MATERIAL SUPPLIED
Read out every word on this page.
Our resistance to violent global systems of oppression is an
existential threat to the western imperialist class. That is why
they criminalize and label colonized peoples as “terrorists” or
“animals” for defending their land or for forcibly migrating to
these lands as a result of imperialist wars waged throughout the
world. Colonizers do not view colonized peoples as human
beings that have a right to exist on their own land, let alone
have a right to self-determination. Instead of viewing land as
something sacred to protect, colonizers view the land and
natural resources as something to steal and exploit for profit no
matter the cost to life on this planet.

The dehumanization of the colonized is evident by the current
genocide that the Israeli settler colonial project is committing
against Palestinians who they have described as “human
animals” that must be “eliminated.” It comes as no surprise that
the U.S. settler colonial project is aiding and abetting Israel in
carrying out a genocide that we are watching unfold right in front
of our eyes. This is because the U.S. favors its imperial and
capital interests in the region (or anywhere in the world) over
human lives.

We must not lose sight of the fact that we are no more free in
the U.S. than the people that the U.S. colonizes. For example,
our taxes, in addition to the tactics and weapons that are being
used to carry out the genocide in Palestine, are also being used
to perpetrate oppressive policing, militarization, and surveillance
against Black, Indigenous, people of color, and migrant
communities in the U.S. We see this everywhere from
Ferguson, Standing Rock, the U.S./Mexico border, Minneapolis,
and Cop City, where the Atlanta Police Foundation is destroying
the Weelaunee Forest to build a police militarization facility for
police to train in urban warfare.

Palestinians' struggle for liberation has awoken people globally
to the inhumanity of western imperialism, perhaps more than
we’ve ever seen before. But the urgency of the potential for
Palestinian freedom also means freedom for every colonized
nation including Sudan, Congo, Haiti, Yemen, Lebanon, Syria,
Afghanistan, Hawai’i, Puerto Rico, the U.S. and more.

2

EXERCISE DESCRIPTION
Look through the entries and return every line where "something" appears.

SOLUTION
something sacred to protect, colonizers view the land and
natural resources as something to steal and exploit for profit no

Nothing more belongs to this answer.